** start **

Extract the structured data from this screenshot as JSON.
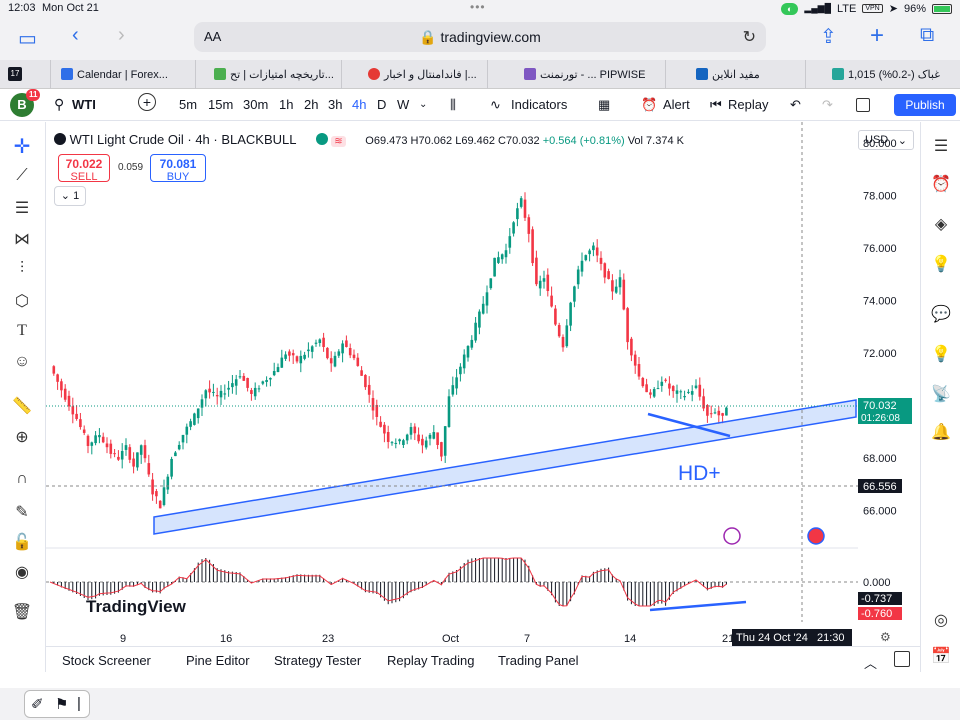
{
  "status": {
    "time": "12:03",
    "date": "Mon Oct 21",
    "network": "LTE",
    "vpn": "VPN",
    "battery": "96%"
  },
  "browser": {
    "aa": "AA",
    "url": "tradingview.com"
  },
  "tabs": [
    {
      "label": "Calendar | Forex...",
      "color": "#2f6fe8"
    },
    {
      "label": "تاریخچه امتیازات | تح...",
      "color": "#4caf50"
    },
    {
      "label": "فاندامنتال و اخبار |...",
      "color": "#e53935"
    },
    {
      "label": "تورنمنت - ... PIPWISE",
      "color": "#7e57c2"
    },
    {
      "label": "مفید انلاین",
      "color": "#1565c0"
    },
    {
      "label": "غباک (-0.2%) 1,015",
      "color": "#26a69a"
    }
  ],
  "toolbar": {
    "avatar": "B",
    "badge": "11",
    "symbol": "WTI",
    "intervals": [
      "5m",
      "15m",
      "30m",
      "1h",
      "2h",
      "3h",
      "4h",
      "D",
      "W"
    ],
    "active_interval": "4h",
    "indicators": "Indicators",
    "alert": "Alert",
    "replay": "Replay",
    "publish": "Publish"
  },
  "legend": {
    "title": "WTI Light Crude Oil · 4h · BLACKBULL",
    "open": "O69.473",
    "high": "H70.062",
    "low": "L69.462",
    "close": "C70.032",
    "change": "+0.564 (+0.81%)",
    "vol": "Vol 7.374 K"
  },
  "trade": {
    "sell_price": "70.022",
    "sell_label": "SELL",
    "spread": "0.059",
    "buy_price": "70.081",
    "buy_label": "BUY",
    "collapse_count": "1"
  },
  "currency": "USD",
  "price_labels": {
    "current": "70.032",
    "countdown": "01:26:08",
    "level": "66.556",
    "osc_a": "-0.737",
    "osc_b": "-0.760",
    "osc_zero": "0.000"
  },
  "annotation": "HD+",
  "watermark": "TradingView",
  "crosshair_date": "Thu 24 Oct '24   21:30",
  "colors": {
    "up": "#089981",
    "down": "#f23645",
    "channel": "#2962ff",
    "channel_fill": "#bbd2fb"
  },
  "chart_data": {
    "type": "candlestick",
    "y_ticks": [
      66,
      68,
      70,
      72,
      74,
      76,
      78,
      80
    ],
    "y_range": [
      64.8,
      80.8
    ],
    "x_ticks": [
      "9",
      "16",
      "23",
      "Oct",
      "7",
      "14",
      "21"
    ],
    "waypoints": [
      [
        0,
        71.5
      ],
      [
        3,
        70.6
      ],
      [
        7,
        69.5
      ],
      [
        10,
        68.5
      ],
      [
        13,
        68.9
      ],
      [
        16,
        68.2
      ],
      [
        18,
        68.0
      ],
      [
        20,
        68.4
      ],
      [
        22,
        67.7
      ],
      [
        24,
        68.5
      ],
      [
        27,
        66.7
      ],
      [
        29,
        66.2
      ],
      [
        32,
        68.0
      ],
      [
        35,
        68.9
      ],
      [
        38,
        69.6
      ],
      [
        41,
        70.6
      ],
      [
        44,
        70.3
      ],
      [
        47,
        70.7
      ],
      [
        50,
        71.2
      ],
      [
        53,
        70.4
      ],
      [
        56,
        70.9
      ],
      [
        59,
        71.3
      ],
      [
        62,
        72.0
      ],
      [
        65,
        71.7
      ],
      [
        68,
        72.1
      ],
      [
        71,
        72.5
      ],
      [
        74,
        71.5
      ],
      [
        77,
        72.4
      ],
      [
        80,
        71.8
      ],
      [
        83,
        70.8
      ],
      [
        86,
        69.5
      ],
      [
        89,
        68.7
      ],
      [
        92,
        68.6
      ],
      [
        95,
        69.1
      ],
      [
        98,
        68.5
      ],
      [
        101,
        69.0
      ],
      [
        103,
        68.1
      ],
      [
        105,
        70.3
      ],
      [
        108,
        71.5
      ],
      [
        111,
        72.6
      ],
      [
        114,
        73.9
      ],
      [
        117,
        75.5
      ],
      [
        120,
        75.9
      ],
      [
        122,
        77.1
      ],
      [
        124,
        77.8
      ],
      [
        126,
        76.6
      ],
      [
        128,
        74.5
      ],
      [
        130,
        74.9
      ],
      [
        133,
        73.1
      ],
      [
        135,
        72.3
      ],
      [
        137,
        74.0
      ],
      [
        140,
        75.6
      ],
      [
        143,
        76.0
      ],
      [
        145,
        75.3
      ],
      [
        148,
        74.4
      ],
      [
        150,
        74.8
      ],
      [
        152,
        72.5
      ],
      [
        155,
        71.1
      ],
      [
        158,
        70.3
      ],
      [
        161,
        71.0
      ],
      [
        164,
        70.5
      ],
      [
        167,
        70.4
      ],
      [
        170,
        70.7
      ],
      [
        173,
        69.6
      ],
      [
        175,
        69.8
      ],
      [
        177,
        69.5
      ],
      [
        178,
        70.0
      ]
    ],
    "oscillator": {
      "zero": 0.0,
      "last_a": -0.737,
      "last_b": -0.76
    }
  }
}
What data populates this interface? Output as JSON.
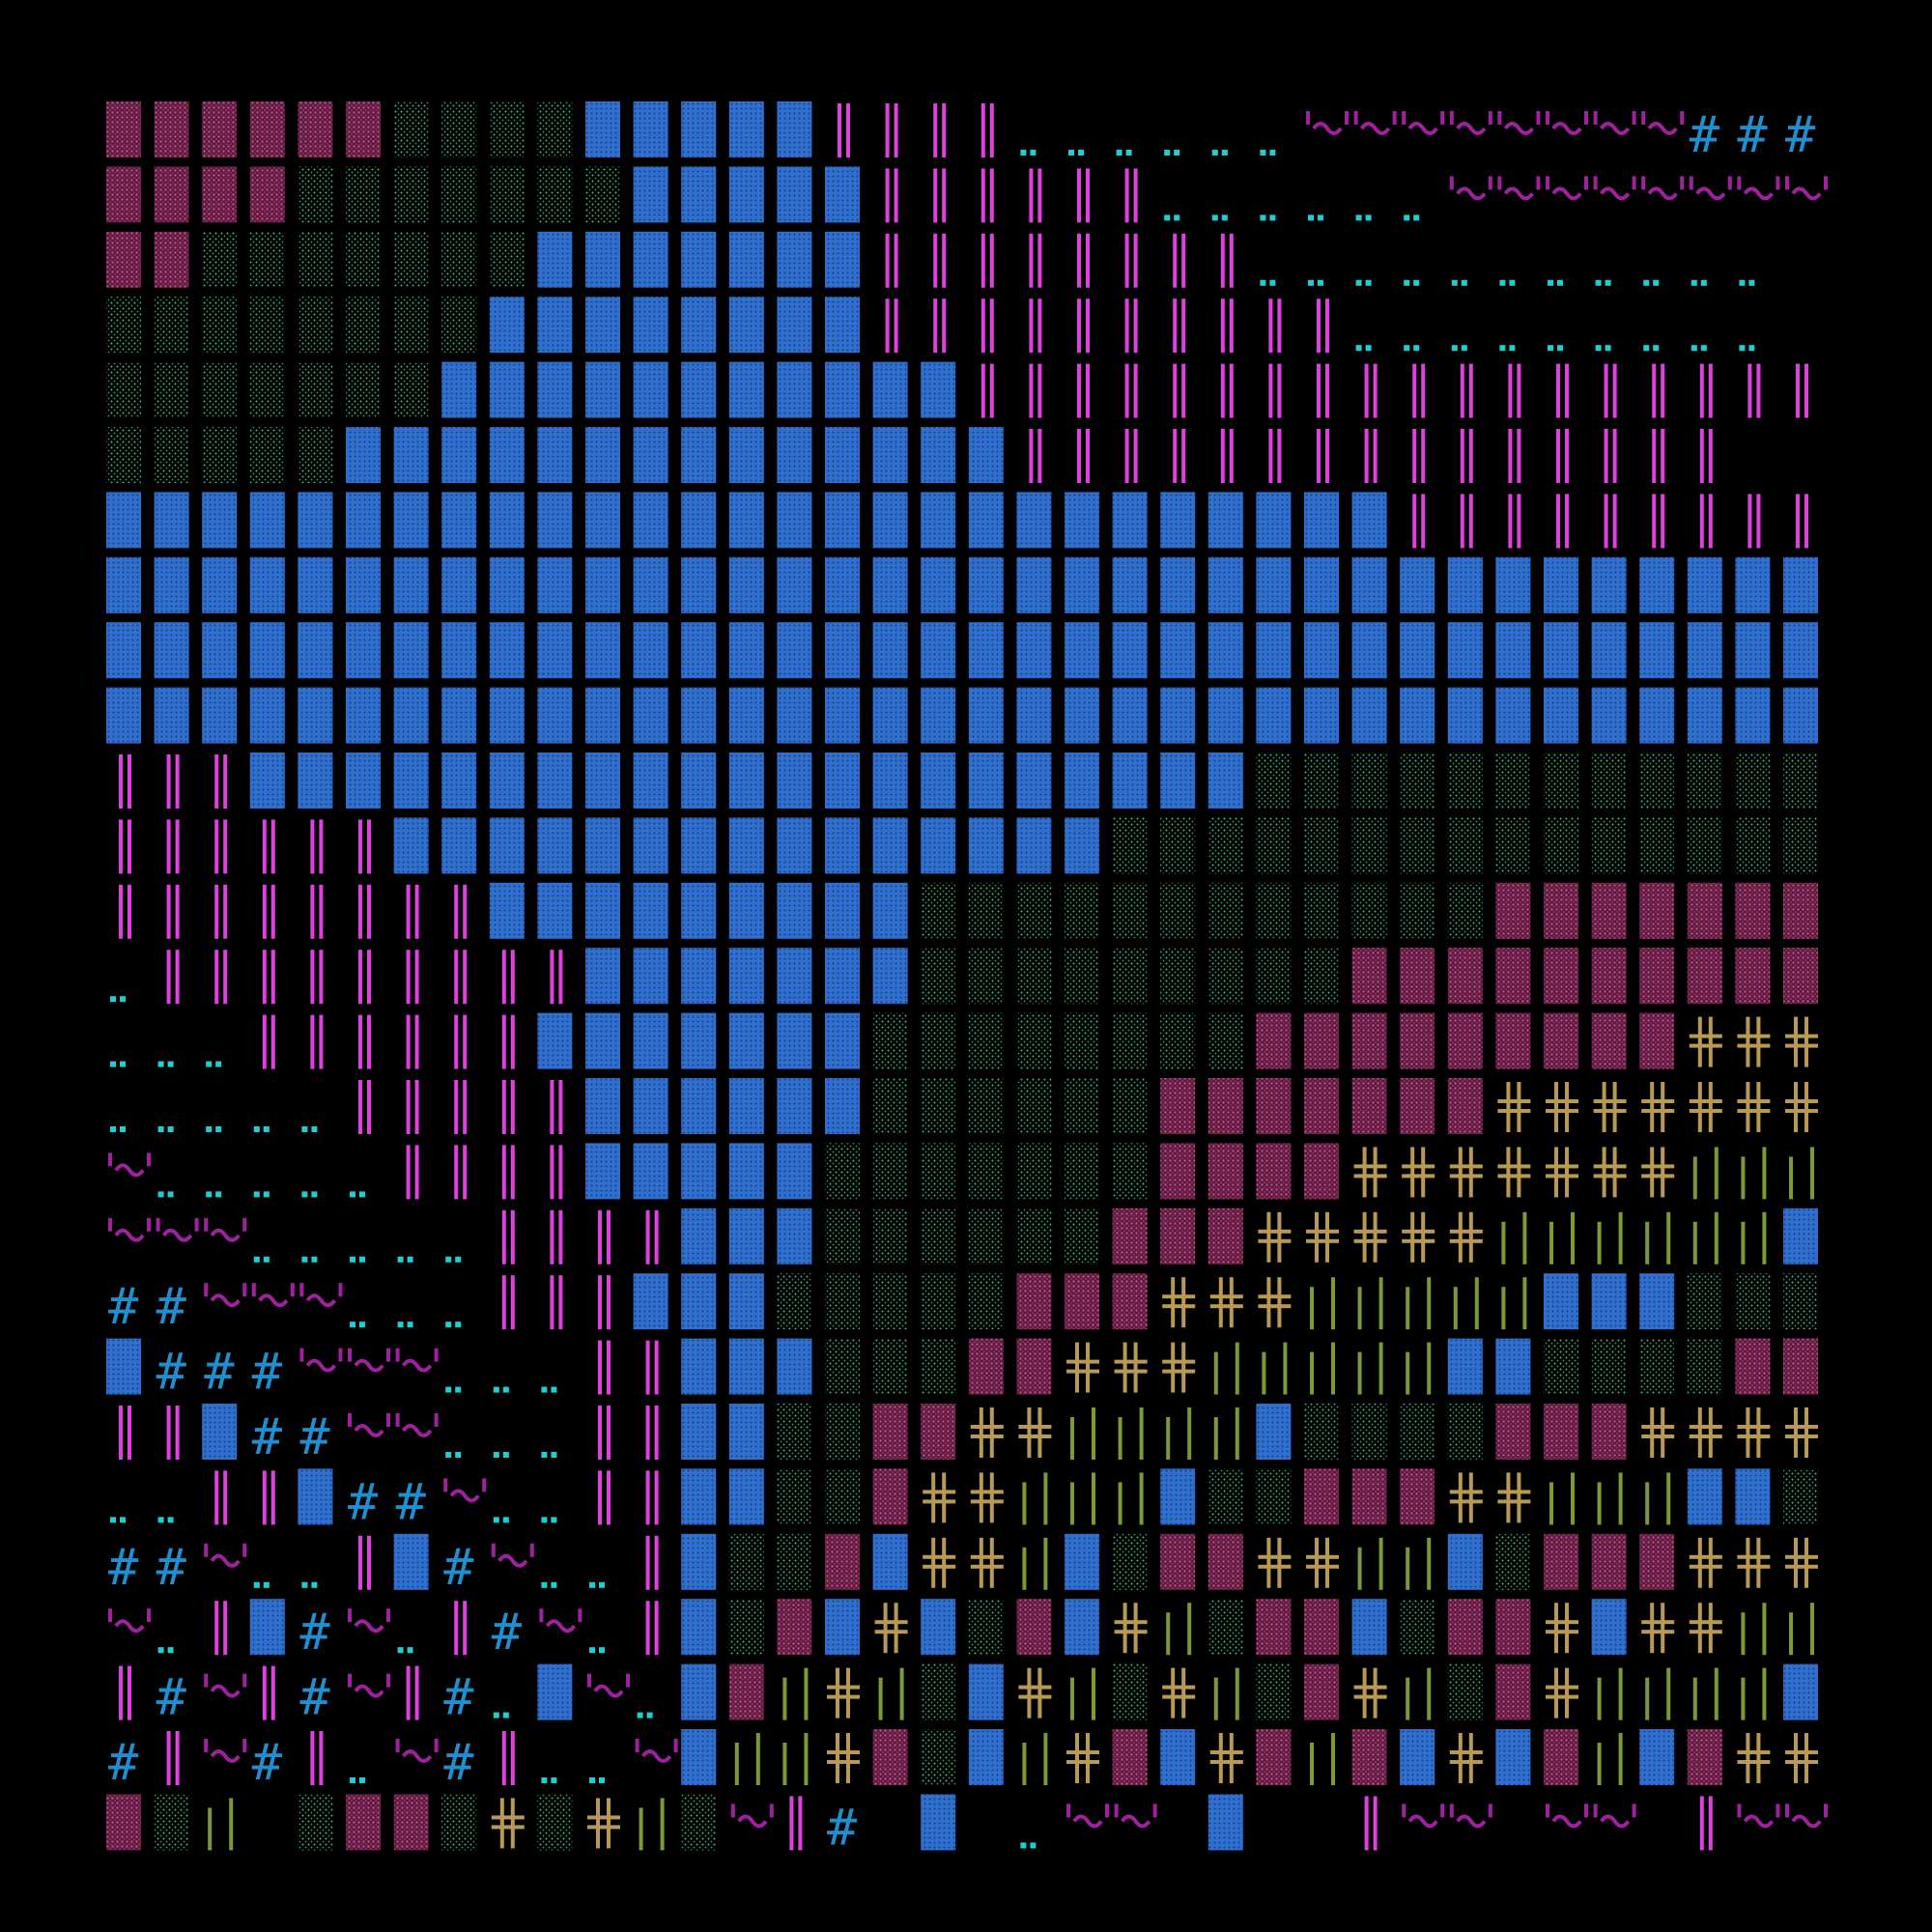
{
  "title": "",
  "palette": {
    "background": "#000000",
    "pink_stipple": "#b83a7a",
    "green_stipple": "#3fbf7f",
    "blue_block": "#2e6fcf",
    "blue_dots": "#1a3d7a",
    "magenta_bars": "#e040e0",
    "cyan_dots": "#1fcfcf",
    "purple_tilde": "#a020a0",
    "blue_hash": "#1f8fd0",
    "tan_cross": "#b89a55",
    "olive_bars": "#7a9a35"
  },
  "glyph_kinds": [
    "pink-stipple",
    "green-stipple",
    "blue-block",
    "magenta-bars",
    "cyan-dots",
    "purple-tilde",
    "blue-hash",
    "tan-cross",
    "olive-bars"
  ],
  "grid": {
    "columns": 36,
    "rows": 27
  }
}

** end **

Reproduce exactly and only the lines from the one with "What data populates" through the last entry, both included, excluding every picture.

What data populates this interface? Output as JSON.
{
  "title": "",
  "palette": {
    "background": "#000000",
    "pink_stipple": "#b83a7a",
    "green_stipple": "#3fbf7f",
    "blue_block": "#2e6fcf",
    "blue_dots": "#1a3d7a",
    "magenta_bars": "#e040e0",
    "cyan_dots": "#1fcfcf",
    "purple_tilde": "#a020a0",
    "blue_hash": "#1f8fd0",
    "tan_cross": "#b89a55",
    "olive_bars": "#7a9a35"
  },
  "glyph_kinds": [
    "pink-stipple",
    "green-stipple",
    "blue-block",
    "magenta-bars",
    "cyan-dots",
    "purple-tilde",
    "blue-hash",
    "tan-cross",
    "olive-bars"
  ],
  "grid": {
    "columns": 36,
    "rows": 27
  }
}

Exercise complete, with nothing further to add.